[Stored items]
________________________________________

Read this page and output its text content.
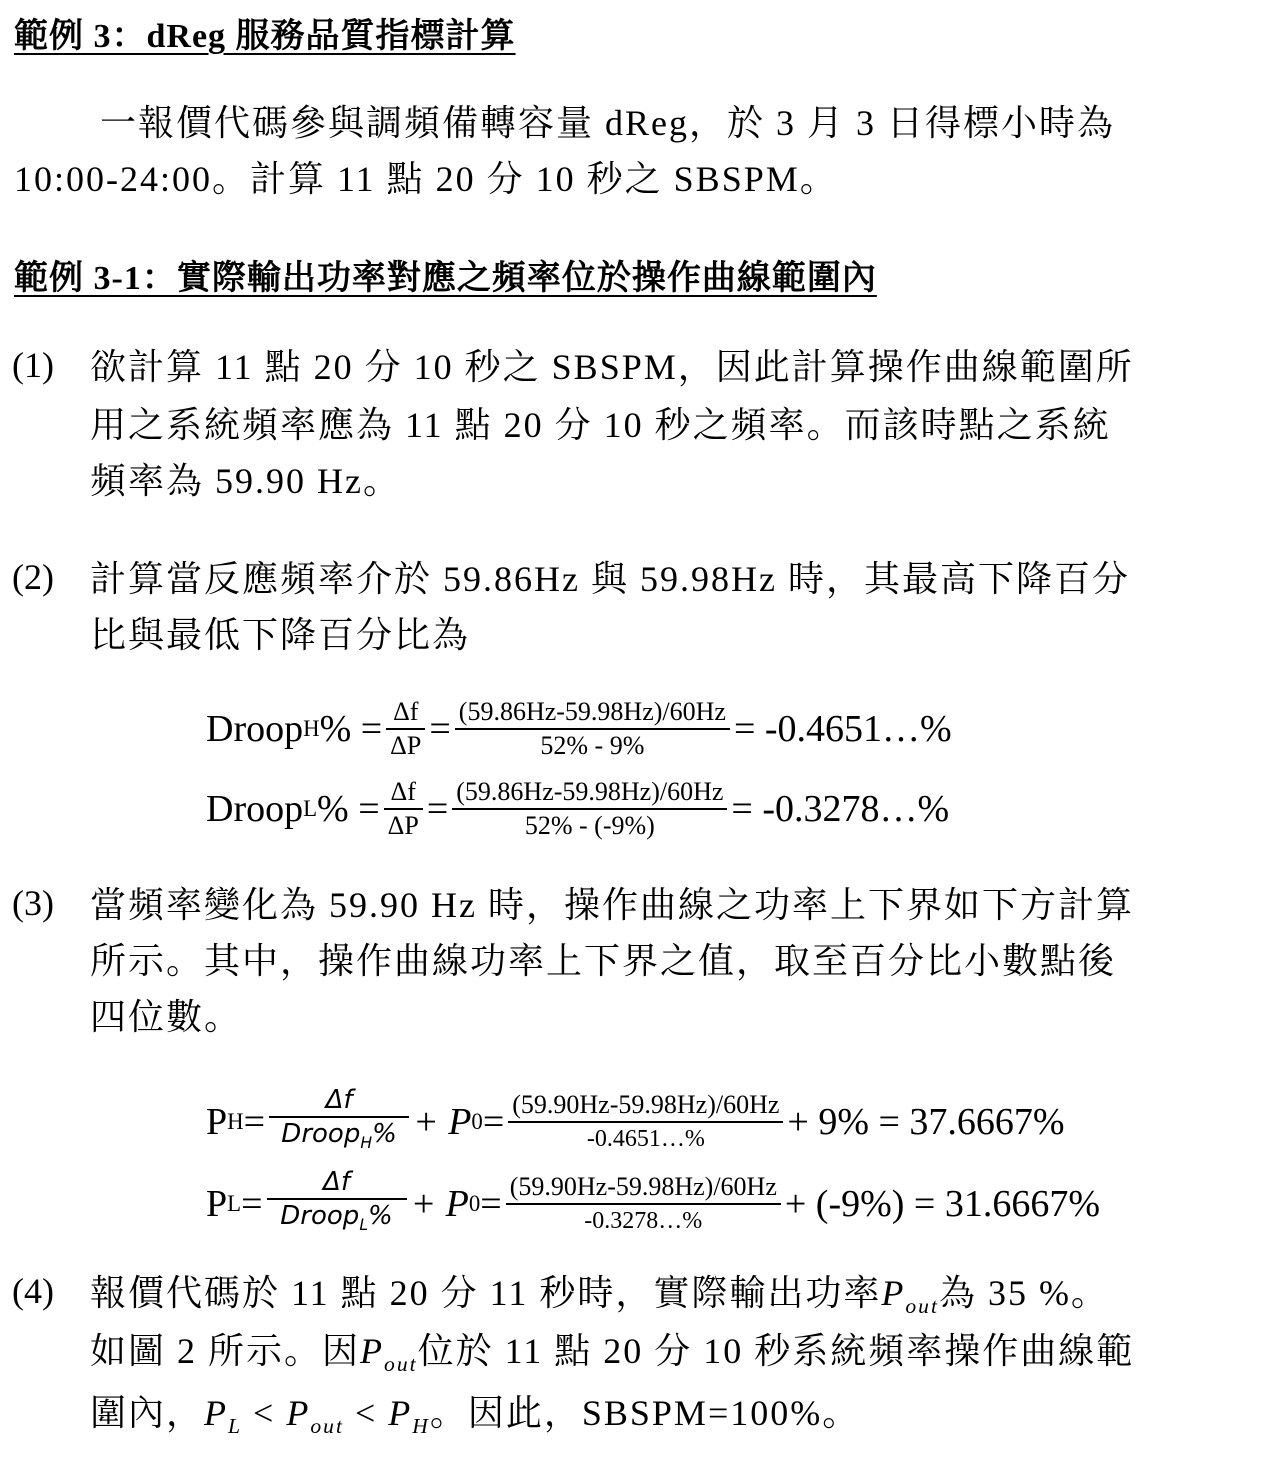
範例 3：dReg 服務品質指標計算
一報價代碼參與調頻備轉容量 dReg，於 3 月 3 日得標小時為
10:00-24:00。計算 11 點 20 分 10 秒之 SBSPM。
範例 3-1：實際輸出功率對應之頻率位於操作曲線範圍內
(1) 欲計算 11 點 20 分 10 秒之 SBSPM，因此計算操作曲線範圍所
用之系統頻率應為 11 點 20 分 10 秒之頻率。而該時點之系統
頻率為 59.90 Hz。
(2) 計算當反應頻率介於 59.86Hz 與 59.98Hz 時，其最高下降百分
比與最低下降百分比為
Droop H % = $\frac{\Delta f}{\Delta P} = \frac{(59.86Hz-59.98Hz)/60Hz}{52\% - 9\%}$ = -0.4651…%
Droop L % = $\frac{\Delta f}{\Delta P} = \frac{(59.86Hz-59.98Hz)/60Hz}{52\% - (-9\%)}$ = -0.3278…%
(3) 當頻率變化為 59.90 Hz 時，操作曲線之功率上下界如下方計算
所示。其中，操作曲線功率上下界之值，取至百分比小數點後
四位數。
P $H = \frac{\Delta f}{Droop_H\%} + P$ $0 = \frac{(59.90Hz-59.98Hz)/60Hz}{-0.4651\dots\%} + 9\% = 37.6667\%$
P $L = \frac{\Delta f}{Droop_L\%} + P$ $0 = \frac{(59.90Hz-59.98Hz)/60Hz}{-0.3278\dots\%} + (-9\%) = 31.6667\%$
(4) 報價代碼於 11 點 20 分 11 秒時，實際輸出功率$P_{out}$為 35 %。
如圖 2 所示。因$P_{out}$位於 11 點 20 分 10 秒系統頻率操作曲線範
圍內，$P_L < P_{out} < P_H$。因此，SBSPM=100%。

________________________________________

- GIVEN TASK -
Omit pictures; set down the rest of the material word for word.

- SOLUTION -
Read this page and output its text content.
範例 3：dReg 服務品質指標計算
一報價代碼參與調頻備轉容量 dReg，於 3 月 3 日得標小時為
10:00-24:00。計算 11 點 20 分 10 秒之 SBSPM。
範例 3-1：實際輸出功率對應之頻率位於操作曲線範圍內
(1) 欲計算 11 點 20 分 10 秒之 SBSPM，因此計算操作曲線範圍所
用之系統頻率應為 11 點 20 分 10 秒之頻率。而該時點之系統
頻率為 59.90 Hz。
(2) 計算當反應頻率介於 59.86Hz 與 59.98Hz 時，其最高下降百分
比與最低下降百分比為
Droop H % = $\frac{\Delta f}{\Delta P} = \frac{(59.86Hz-59.98Hz)/60Hz}{52\% - 9\%}$ = -0.4651…%
Droop L % = $\frac{\Delta f}{\Delta P} = \frac{(59.86Hz-59.98Hz)/60Hz}{52\% - (-9\%)}$ = -0.3278…%
(3) 當頻率變化為 59.90 Hz 時，操作曲線之功率上下界如下方計算
所示。其中，操作曲線功率上下界之值，取至百分比小數點後
四位數。
P $H = \frac{\Delta f}{Droop_H\%} + P$ $0 = \frac{(59.90Hz-59.98Hz)/60Hz}{-0.4651\dots\%} + 9\% = 37.6667\%$
P $L = \frac{\Delta f}{Droop_L\%} + P$ $0 = \frac{(59.90Hz-59.98Hz)/60Hz}{-0.3278\dots\%} + (-9\%) = 31.6667\%$
(4) 報價代碼於 11 點 20 分 11 秒時，實際輸出功率$P_{out}$為 35 %。
如圖 2 所示。因$P_{out}$位於 11 點 20 分 10 秒系統頻率操作曲線範
圍內，$P_L < P_{out} < P_H$。因此，SBSPM=100%。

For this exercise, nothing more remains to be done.